--- Start Data in this exercise ---
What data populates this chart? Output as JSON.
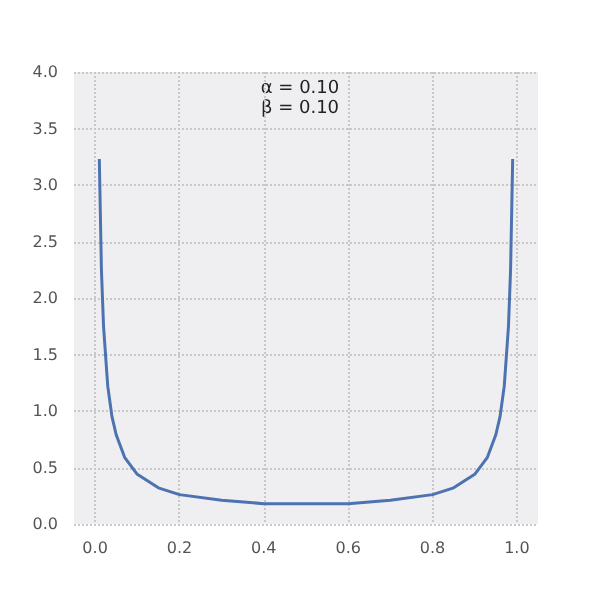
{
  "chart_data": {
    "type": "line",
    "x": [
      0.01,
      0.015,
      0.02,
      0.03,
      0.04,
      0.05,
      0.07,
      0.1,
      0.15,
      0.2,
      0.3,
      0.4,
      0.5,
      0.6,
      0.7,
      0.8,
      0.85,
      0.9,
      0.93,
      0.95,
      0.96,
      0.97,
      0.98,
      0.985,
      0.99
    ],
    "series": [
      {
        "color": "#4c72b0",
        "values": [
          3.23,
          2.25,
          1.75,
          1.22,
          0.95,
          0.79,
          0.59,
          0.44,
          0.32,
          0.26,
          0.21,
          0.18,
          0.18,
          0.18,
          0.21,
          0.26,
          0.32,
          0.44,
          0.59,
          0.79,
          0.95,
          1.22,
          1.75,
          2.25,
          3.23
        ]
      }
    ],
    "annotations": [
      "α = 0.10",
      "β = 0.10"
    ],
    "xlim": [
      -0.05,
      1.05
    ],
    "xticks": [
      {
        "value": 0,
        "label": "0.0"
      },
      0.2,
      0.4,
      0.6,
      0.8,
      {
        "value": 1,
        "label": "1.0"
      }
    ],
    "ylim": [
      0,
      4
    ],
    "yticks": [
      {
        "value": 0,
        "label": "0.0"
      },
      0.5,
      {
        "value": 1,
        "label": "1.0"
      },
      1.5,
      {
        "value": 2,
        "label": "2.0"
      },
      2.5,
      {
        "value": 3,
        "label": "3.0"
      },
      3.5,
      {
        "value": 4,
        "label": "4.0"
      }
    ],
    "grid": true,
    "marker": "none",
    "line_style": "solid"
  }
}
--- End Data in this exercise ---
Set down the lines of the records above exactly, apart from the pictures.

What data populates this chart? Output as JSON.
{
  "chart_data": {
    "type": "line",
    "x": [
      0.01,
      0.015,
      0.02,
      0.03,
      0.04,
      0.05,
      0.07,
      0.1,
      0.15,
      0.2,
      0.3,
      0.4,
      0.5,
      0.6,
      0.7,
      0.8,
      0.85,
      0.9,
      0.93,
      0.95,
      0.96,
      0.97,
      0.98,
      0.985,
      0.99
    ],
    "series": [
      {
        "color": "#4c72b0",
        "values": [
          3.23,
          2.25,
          1.75,
          1.22,
          0.95,
          0.79,
          0.59,
          0.44,
          0.32,
          0.26,
          0.21,
          0.18,
          0.18,
          0.18,
          0.21,
          0.26,
          0.32,
          0.44,
          0.59,
          0.79,
          0.95,
          1.22,
          1.75,
          2.25,
          3.23
        ]
      }
    ],
    "annotations": [
      "α = 0.10",
      "β = 0.10"
    ],
    "xlim": [
      -0.05,
      1.05
    ],
    "xticks": [
      {
        "value": 0,
        "label": "0.0"
      },
      0.2,
      0.4,
      0.6,
      0.8,
      {
        "value": 1,
        "label": "1.0"
      }
    ],
    "ylim": [
      0,
      4
    ],
    "yticks": [
      {
        "value": 0,
        "label": "0.0"
      },
      0.5,
      {
        "value": 1,
        "label": "1.0"
      },
      1.5,
      {
        "value": 2,
        "label": "2.0"
      },
      2.5,
      {
        "value": 3,
        "label": "3.0"
      },
      3.5,
      {
        "value": 4,
        "label": "4.0"
      }
    ],
    "grid": true,
    "marker": "none",
    "line_style": "solid"
  }
}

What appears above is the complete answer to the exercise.